─── Given passage ───

Friday, May 21, 2010

So it's 2:13 am...

... and I am just getting home for the night. Wanna know why? Because I am an awesome moocher! ... and I took terrible advantage of the fact that I am a cute girl tonight... and because Angry Preacher Man took me to see the new Shrek movie... because he likes me. And this is where I freak out. Except I know I'm freaking out so I'm able to contain it more. I know I have this problem... yet I can never seem to fix it. It's only not happened a few times in my whole life... when I didn't freak out when a boy liked me, I mean. I tried to fight it, I really did.... but he keeps making his hands too available for holding... and he gave me this look after we hugged goodnight that was just like..."oh heavens"... and he keeps commenting on my prettiness... I can't handle it. And on top of all that, he's shorter than me. This is just not going to work out.

It's kind of funny.... I used to have a terrible habit of rushing into things... and now I have a terrible habit of never getting into anything. Perhaps someday I'll find a happy medium.

I really wish my hair was longer already! Why am I so restless? When I'm feeling restless, I take it out on my hair. PROBABLY because I am too chicken to take it out on anything else. But I have decided to grow out my hair in order to better attract a husband. I figure it'll take at least a year to grow it out to the desired length... during that time I'll date all the wrong guys and learn oodles and oodles about myself and also what I want in a member of the male species. It'll be splendid. And then when the blessed day is finally here... when my hair is long and luscious once more... then I will be ready to meet my future husband. And he'll be all romantic and sweep my off my feet (which is much easier to do when I have long hair, you know... it's so much more romantical with long hair).

───

• **Goals**
1. Based on the blog post, answer yes or no to each statement and quote the exact words of the post that decide it. (a) The writer went to see the new Shrek movie with Angry Preacher Man. (b) The writer got home before midnight. (c) Angry Preacher Man is taller than the writer.
2. Reproduce word for word the part of the blog post from "I really wish" up to and including "with long hair).".
3. Continue the blog post from where it stops.

─── Data provided ───

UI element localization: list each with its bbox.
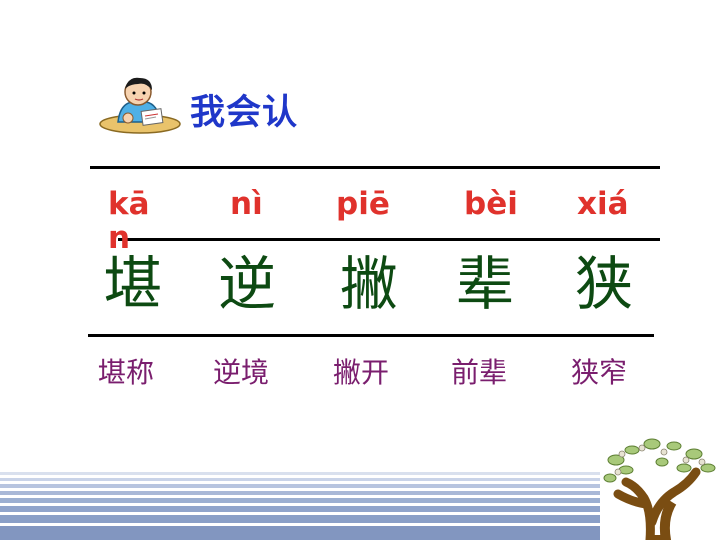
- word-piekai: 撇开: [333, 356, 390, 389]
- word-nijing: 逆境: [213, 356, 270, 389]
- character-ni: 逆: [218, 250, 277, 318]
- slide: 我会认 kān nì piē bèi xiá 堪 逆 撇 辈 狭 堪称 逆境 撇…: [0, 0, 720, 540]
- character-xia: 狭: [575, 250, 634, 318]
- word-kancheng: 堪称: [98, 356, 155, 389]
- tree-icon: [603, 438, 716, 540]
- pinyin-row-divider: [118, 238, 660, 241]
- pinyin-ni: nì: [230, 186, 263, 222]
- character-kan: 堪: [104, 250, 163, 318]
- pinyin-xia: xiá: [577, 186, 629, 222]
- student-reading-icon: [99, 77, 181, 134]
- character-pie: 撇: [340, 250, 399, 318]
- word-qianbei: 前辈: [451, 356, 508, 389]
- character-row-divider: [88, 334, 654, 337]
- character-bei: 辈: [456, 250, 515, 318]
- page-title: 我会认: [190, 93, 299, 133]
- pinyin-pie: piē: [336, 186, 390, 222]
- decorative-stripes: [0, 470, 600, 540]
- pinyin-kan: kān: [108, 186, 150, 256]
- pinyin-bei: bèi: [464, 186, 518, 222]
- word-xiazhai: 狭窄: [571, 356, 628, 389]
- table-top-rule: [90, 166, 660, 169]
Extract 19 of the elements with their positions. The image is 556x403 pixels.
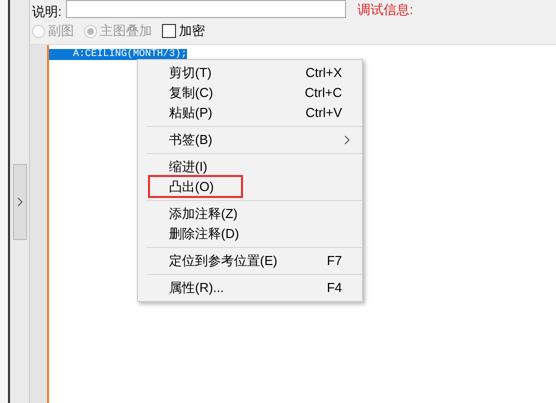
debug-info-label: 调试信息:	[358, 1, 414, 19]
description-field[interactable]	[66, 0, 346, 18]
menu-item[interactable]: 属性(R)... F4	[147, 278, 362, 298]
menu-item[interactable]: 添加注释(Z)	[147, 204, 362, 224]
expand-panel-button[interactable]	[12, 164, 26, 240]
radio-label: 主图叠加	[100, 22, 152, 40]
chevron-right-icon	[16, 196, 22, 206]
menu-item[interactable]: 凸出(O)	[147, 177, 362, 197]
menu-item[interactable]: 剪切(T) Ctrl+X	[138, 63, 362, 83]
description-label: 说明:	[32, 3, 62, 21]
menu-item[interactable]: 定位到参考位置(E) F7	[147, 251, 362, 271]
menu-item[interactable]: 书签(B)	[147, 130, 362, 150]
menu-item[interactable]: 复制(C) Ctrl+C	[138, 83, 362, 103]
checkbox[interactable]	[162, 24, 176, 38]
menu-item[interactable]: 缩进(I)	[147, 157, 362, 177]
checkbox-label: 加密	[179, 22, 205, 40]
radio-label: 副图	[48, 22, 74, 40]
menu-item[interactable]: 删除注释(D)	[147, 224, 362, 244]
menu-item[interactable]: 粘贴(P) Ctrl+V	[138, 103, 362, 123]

───

• **Outputs in order**
1.
(a) Yes: "Angry Preacher Man took me to see the new Shrek movie"
(b) No: "So it's 2:13 am..."
(c) No: "he's shorter than me."

2.
I really wish my hair was longer already! Why am I so restless? When I'm feeling restless, I take it out on my hair. PROBABLY because I am too chicken to take it out on anything else. But I have decided to grow out my hair in order to better attract a husband. I figure it'll take at least a year to grow it out to the desired length... during that time I'll date all the wrong guys and learn oodles and oodles about myself and also what I want in a member of the male species. It'll be splendid. And then when the blessed day is finally here... when my hair is long and luscious once more... then I will be ready to meet my future husband. And he'll be all romantic and sweep my off my feet (which is much easier to do when I have long hair, you know... it's so much more romantical with long hair).

3.
So I don't remember if I mentioned that I am definitely staying here for school... going to MCC to work on Psychology so I can be the best Marriage and Family Counselor EVER! And I'll stay in my ward... which I now adore!

Alright, it is now 2:40 and I am getting up at 8:30 so I can do baptisms at 9... so I must go to bed now. I should get more sleep at night... naps just aren't quite the same as a good solid 8 hours at night.

So I'll close with my words of wisdom for the day. Don't be afraid to say what you think. Don't be afraid to act on what you feel. I don't know anyone who got anywhere worthwhile by being afraid. I'll wrap that up with an awesome quote by Madonna. I think of this when I'm feeling chicken. I kind of live my life by it, really."A lot of people are afraid to say what they want. That's why they don't get what they want." It's easy to let life happen to you.. but where's the fun in that? The end. :)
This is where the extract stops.